DATA TO PROCESS |
**********
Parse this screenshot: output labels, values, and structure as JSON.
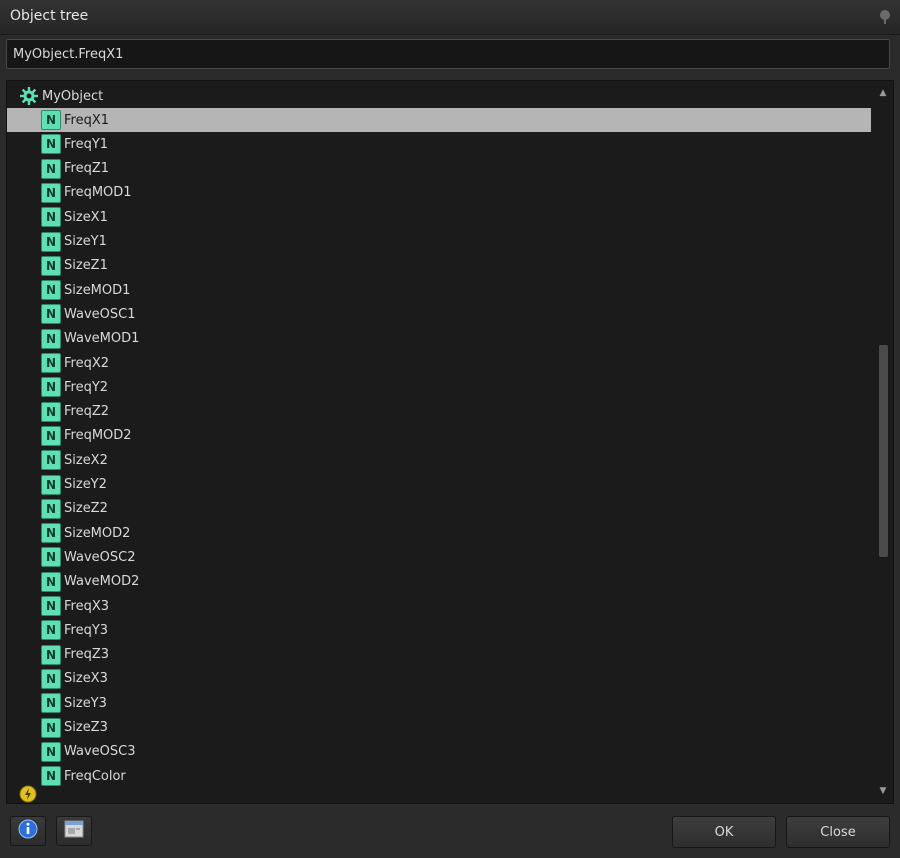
{
  "window": {
    "title": "Object tree",
    "pin_icon": "pin-icon"
  },
  "path_field": {
    "value": "MyObject.FreqX1"
  },
  "tree": {
    "root": {
      "label": "MyObject",
      "icon": "gear-icon"
    },
    "node_icon_letter": "N",
    "selected_index": 0,
    "items": [
      "FreqX1",
      "FreqY1",
      "FreqZ1",
      "FreqMOD1",
      "SizeX1",
      "SizeY1",
      "SizeZ1",
      "SizeMOD1",
      "WaveOSC1",
      "WaveMOD1",
      "FreqX2",
      "FreqY2",
      "FreqZ2",
      "FreqMOD2",
      "SizeX2",
      "SizeY2",
      "SizeZ2",
      "SizeMOD2",
      "WaveOSC2",
      "WaveMOD2",
      "FreqX3",
      "FreqY3",
      "FreqZ3",
      "SizeX3",
      "SizeY3",
      "SizeZ3",
      "WaveOSC3",
      "FreqColor"
    ],
    "extra_item_icon": "lightning-icon"
  },
  "footer": {
    "info_icon": "info-icon",
    "window_icon": "window-icon",
    "ok_label": "OK",
    "close_label": "Close"
  },
  "colors": {
    "node_icon": "#5fe0b4",
    "selection": "#b5b5b5",
    "background": "#1b1b1b"
  }
}
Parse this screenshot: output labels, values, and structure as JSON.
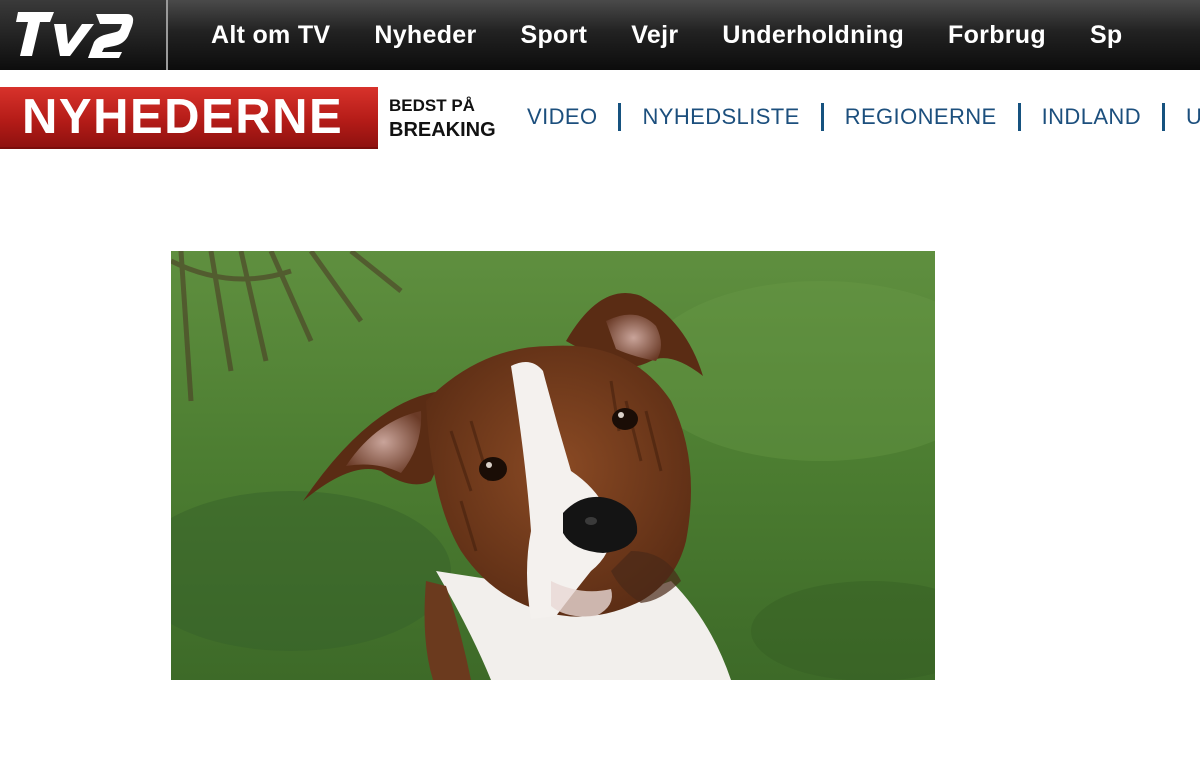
{
  "top_nav": {
    "logo_text": "TV2",
    "items": [
      "Alt om TV",
      "Nyheder",
      "Sport",
      "Vejr",
      "Underholdning",
      "Forbrug",
      "Sp"
    ]
  },
  "section_header": {
    "logo_text": "NYHEDERNE",
    "tagline_line1": "BEDST PÅ",
    "tagline_line2": "BREAKING",
    "links": [
      "VIDEO",
      "NYHEDSLISTE",
      "REGIONERNE",
      "INDLAND",
      "UDL"
    ]
  },
  "article": {
    "image_subject": "brindle-puppy-photo"
  },
  "colors": {
    "topbar": "#1a1a1a",
    "nyhederne_red": "#c0211c",
    "nav_link_blue": "#1c4f7d",
    "separator_blue": "#16527f"
  }
}
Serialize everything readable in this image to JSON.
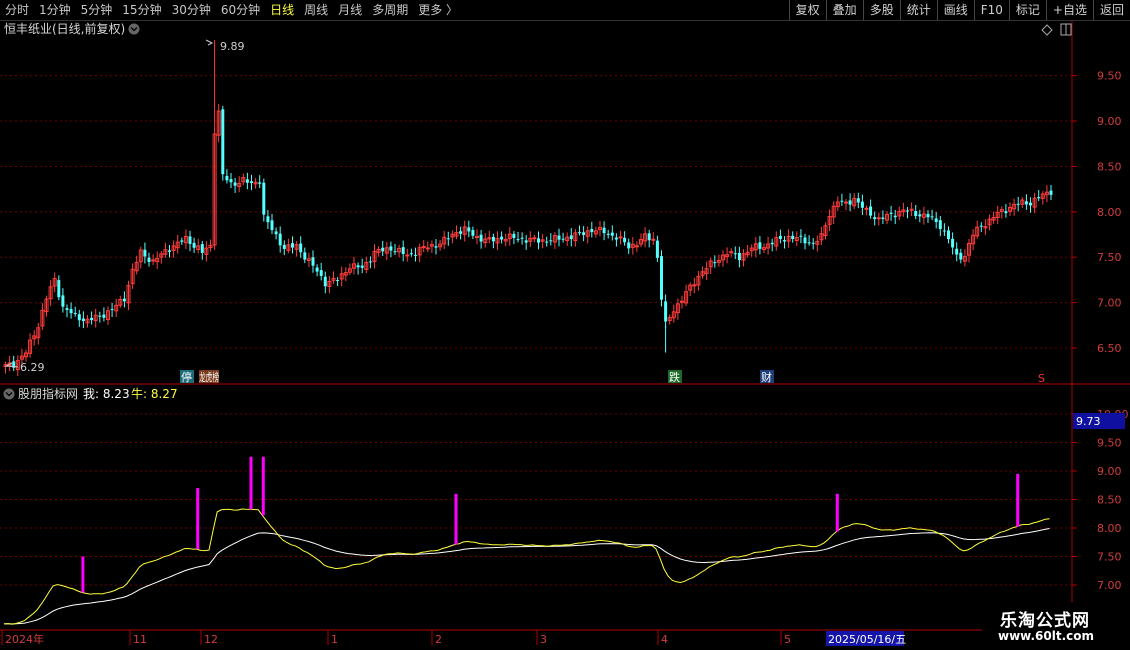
{
  "toolbar": {
    "periods": [
      "分时",
      "1分钟",
      "5分钟",
      "15分钟",
      "30分钟",
      "60分钟",
      "日线",
      "周线",
      "月线",
      "多周期",
      "更多 〉"
    ],
    "active_period": "日线",
    "buttons": [
      "复权",
      "叠加",
      "多股",
      "统计",
      "画线",
      "F10",
      "标记",
      "+自选",
      "返回"
    ]
  },
  "main_panel": {
    "title": "恒丰纸业(日线,前复权)",
    "high_label": "9.89",
    "low_label": "6.29",
    "y_ticks": [
      "9.50",
      "9.00",
      "8.50",
      "8.00",
      "7.50",
      "7.00",
      "6.50"
    ],
    "markers": [
      "停",
      "龙虎榜",
      "跌",
      "财",
      "S"
    ]
  },
  "indicator_panel": {
    "title": "股朋指标网",
    "wo_label": "我: 8.23",
    "niu_label": "牛: 8.27",
    "current_value": "9.73",
    "y_ticks": [
      "10.00",
      "9.50",
      "9.00",
      "8.50",
      "8.00",
      "7.50",
      "7.00"
    ]
  },
  "time_axis": {
    "labels": [
      "2024年",
      "11",
      "12",
      "1",
      "2",
      "3",
      "4",
      "5"
    ],
    "cursor_date": "2025/05/16/五"
  },
  "watermark": {
    "title": "乐淘公式网",
    "url": "www.60lt.com"
  },
  "colors": {
    "up": "#ff3c3c",
    "down": "#54ffff",
    "ma_white": "#ffffff",
    "ma_yellow": "#ffff3c",
    "signal": "#ff00ff",
    "axis": "#b00000",
    "grid": "#6e0000",
    "active": "#ffff3c"
  },
  "chart_data": [
    {
      "type": "candlestick",
      "title": "恒丰纸业(日线,前复权)",
      "ylim": [
        6.29,
        9.89
      ],
      "note": "daily candles approximated via close path (start 6.30, peak 9.89, end 8.23)"
    },
    {
      "type": "line",
      "title": "股朋指标网",
      "series": [
        {
          "name": "我",
          "last": 8.23
        },
        {
          "name": "牛",
          "last": 8.27
        }
      ],
      "ylim": [
        6.8,
        10.2
      ],
      "signal_count": 7
    }
  ]
}
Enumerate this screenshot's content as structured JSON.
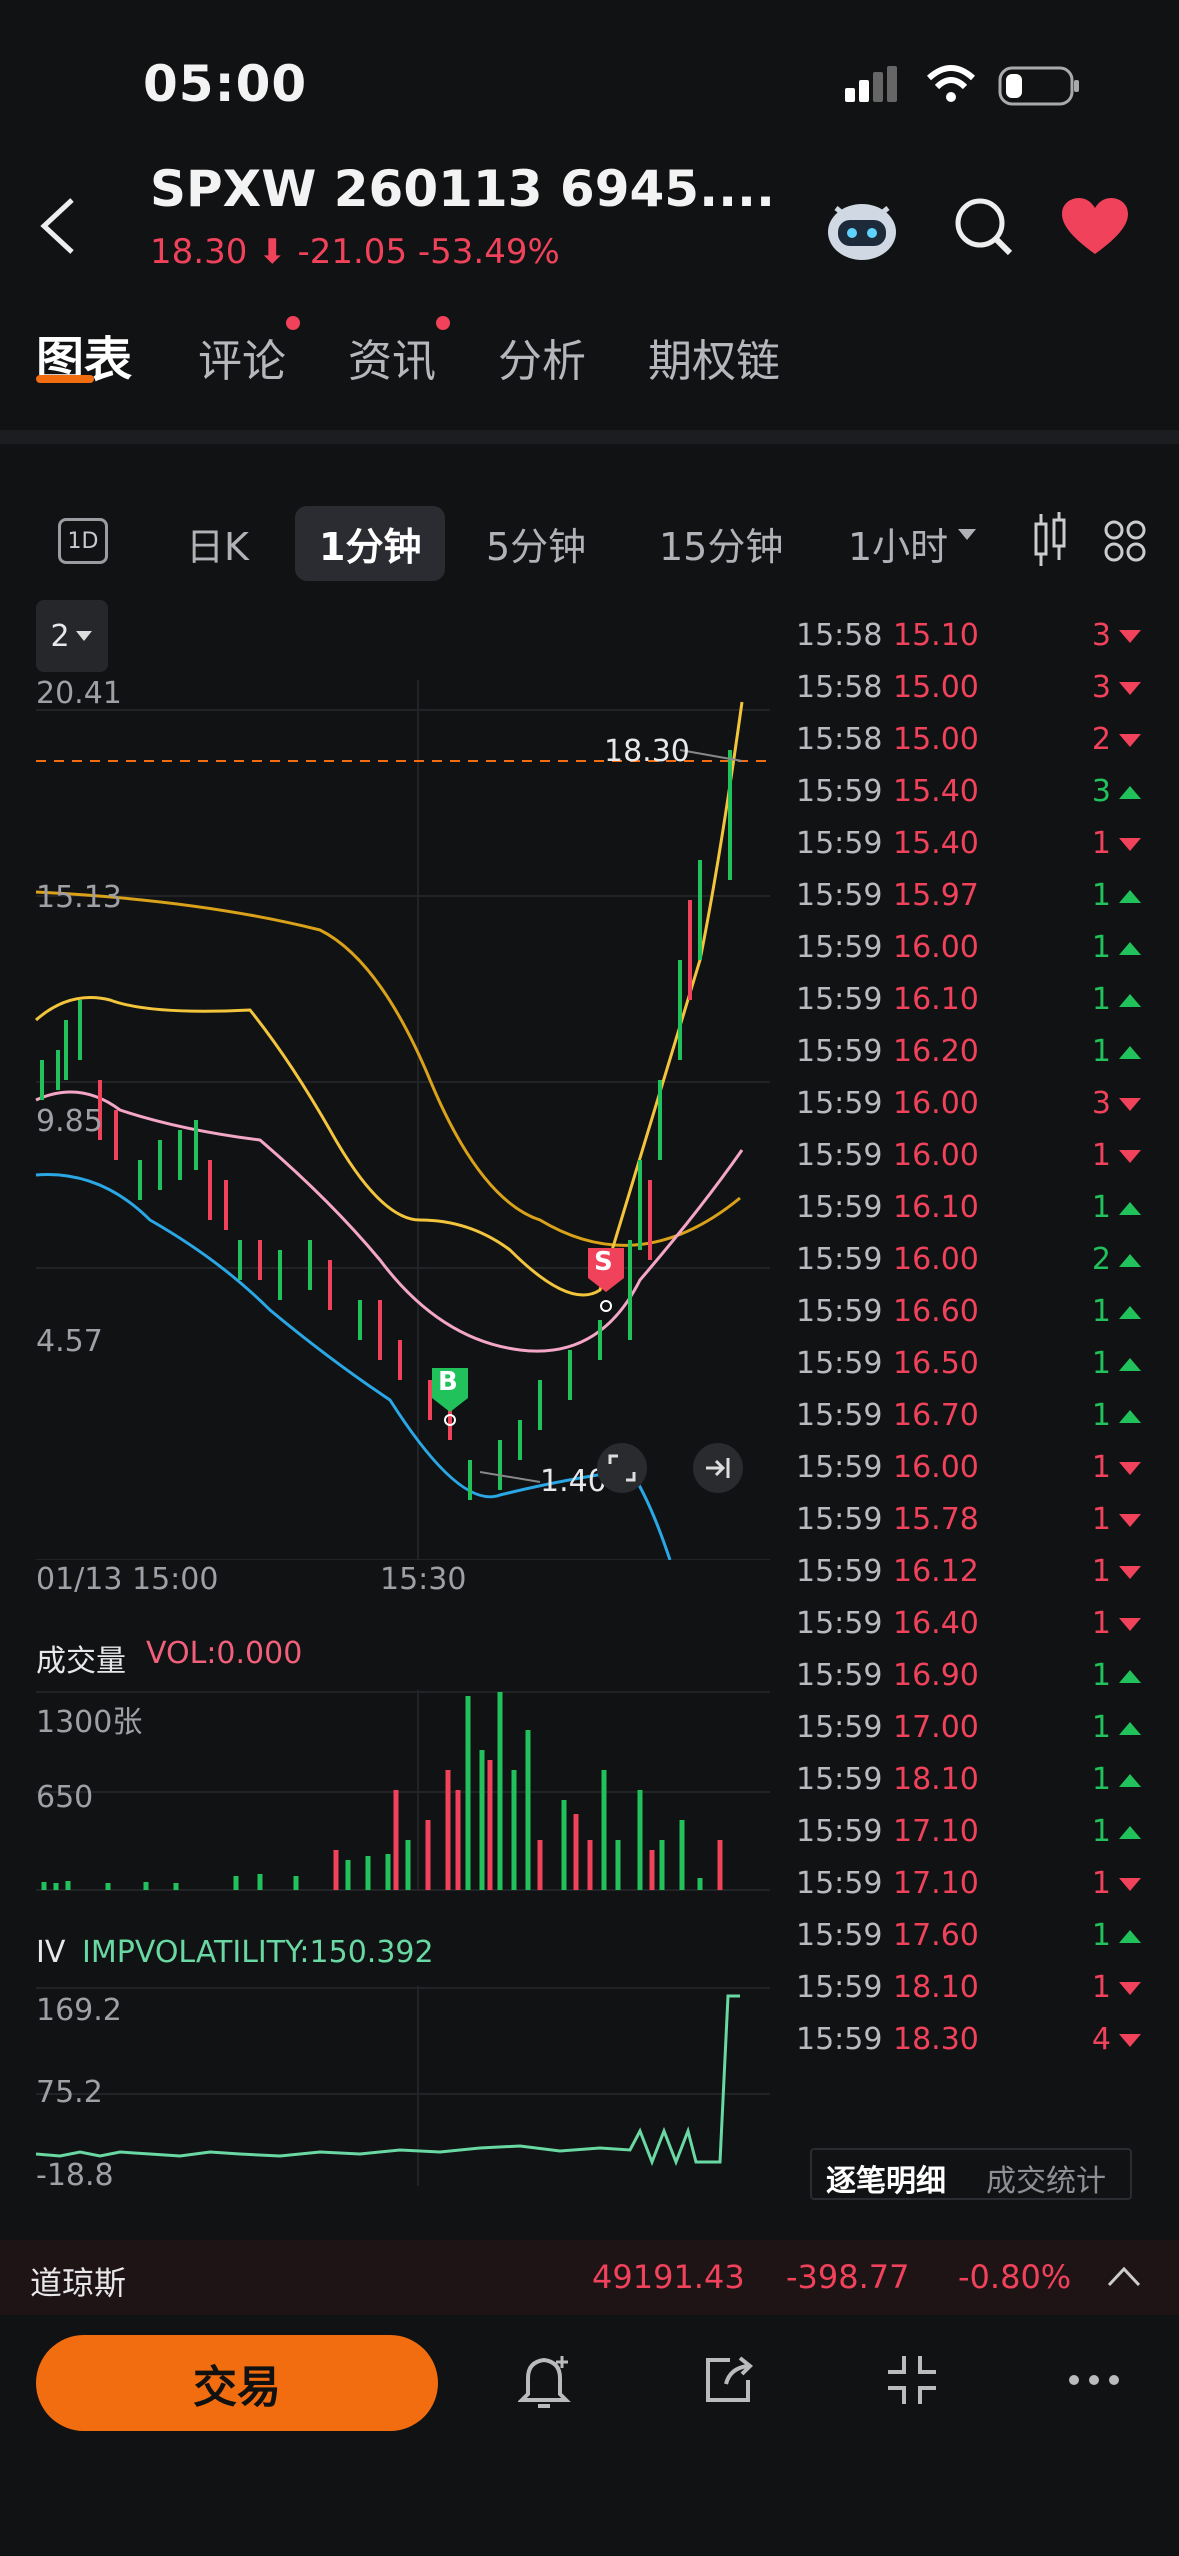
**********
TASK INSTRUCTIONS |
Retype each record exactly as it stands, but do not include the pictures.

SOLUTION FOR THIS TASK |
Parse this screenshot: output labels, values, and structure as JSON.
{
  "window": {
    "title": "Object tree",
    "pin_icon": "pin-icon"
  },
  "path_field": {
    "value": "MyObject.FreqX1"
  },
  "tree": {
    "root": {
      "label": "MyObject",
      "icon": "gear-icon"
    },
    "node_icon_letter": "N",
    "selected_index": 0,
    "items": [
      "FreqX1",
      "FreqY1",
      "FreqZ1",
      "FreqMOD1",
      "SizeX1",
      "SizeY1",
      "SizeZ1",
      "SizeMOD1",
      "WaveOSC1",
      "WaveMOD1",
      "FreqX2",
      "FreqY2",
      "FreqZ2",
      "FreqMOD2",
      "SizeX2",
      "SizeY2",
      "SizeZ2",
      "SizeMOD2",
      "WaveOSC2",
      "WaveMOD2",
      "FreqX3",
      "FreqY3",
      "FreqZ3",
      "SizeX3",
      "SizeY3",
      "SizeZ3",
      "WaveOSC3",
      "FreqColor"
    ],
    "extra_item_icon": "lightning-icon"
  },
  "footer": {
    "info_icon": "info-icon",
    "window_icon": "window-icon",
    "ok_label": "OK",
    "close_label": "Close"
  },
  "colors": {
    "node_icon": "#5fe0b4",
    "selection": "#b5b5b5",
    "background": "#1b1b1b"
  }
}
Parse this screenshot: output labels, values, and structure as JSON.
{
  "top_nav": {
    "logo_text": "TV2",
    "items": [
      "Alt om TV",
      "Nyheder",
      "Sport",
      "Vejr",
      "Underholdning",
      "Forbrug",
      "Sp"
    ]
  },
  "section_header": {
    "logo_text": "NYHEDERNE",
    "tagline_line1": "BEDST PÅ",
    "tagline_line2": "BREAKING",
    "links": [
      "VIDEO",
      "NYHEDSLISTE",
      "REGIONERNE",
      "INDLAND",
      "UDL"
    ]
  },
  "article": {
    "image_subject": "brindle-puppy-photo"
  },
  "colors": {
    "topbar": "#1a1a1a",
    "nyhederne_red": "#c0211c",
    "nav_link_blue": "#1c4f7d",
    "separator_blue": "#16527f"
  }
}
Serialize everything readable in this image to JSON.
{
  "toolbar": {
    "periods": [
      "分时",
      "1分钟",
      "5分钟",
      "15分钟",
      "30分钟",
      "60分钟",
      "日线",
      "周线",
      "月线",
      "多周期",
      "更多 〉"
    ],
    "active_period": "日线",
    "buttons": [
      "复权",
      "叠加",
      "多股",
      "统计",
      "画线",
      "F10",
      "标记",
      "+自选",
      "返回"
    ]
  },
  "main_panel": {
    "title": "恒丰纸业(日线,前复权)",
    "high_label": "9.89",
    "low_label": "6.29",
    "y_ticks": [
      "9.50",
      "9.00",
      "8.50",
      "8.00",
      "7.50",
      "7.00",
      "6.50"
    ],
    "markers": [
      "停",
      "龙虎榜",
      "跌",
      "财",
      "S"
    ]
  },
  "indicator_panel": {
    "title": "股朋指标网",
    "wo_label": "我: 8.23",
    "niu_label": "牛: 8.27",
    "current_value": "9.73",
    "y_ticks": [
      "10.00",
      "9.50",
      "9.00",
      "8.50",
      "8.00",
      "7.50",
      "7.00"
    ]
  },
  "time_axis": {
    "labels": [
      "2024年",
      "11",
      "12",
      "1",
      "2",
      "3",
      "4",
      "5"
    ],
    "cursor_date": "2025/05/16/五"
  },
  "watermark": {
    "title": "乐淘公式网",
    "url": "www.60lt.com"
  },
  "colors": {
    "up": "#ff3c3c",
    "down": "#54ffff",
    "ma_white": "#ffffff",
    "ma_yellow": "#ffff3c",
    "signal": "#ff00ff",
    "axis": "#b00000",
    "grid": "#6e0000",
    "active": "#ffff3c"
  },
  "chart_data": [
    {
      "type": "candlestick",
      "title": "恒丰纸业(日线,前复权)",
      "ylim": [
        6.29,
        9.89
      ],
      "note": "daily candles approximated via close path (start 6.30, peak 9.89, end 8.23)"
    },
    {
      "type": "line",
      "title": "股朋指标网",
      "series": [
        {
          "name": "我",
          "last": 8.23
        },
        {
          "name": "牛",
          "last": 8.27
        }
      ],
      "ylim": [
        6.8,
        10.2
      ],
      "signal_count": 7
    }
  ]
}
Enumerate this screenshot's content as structured JSON.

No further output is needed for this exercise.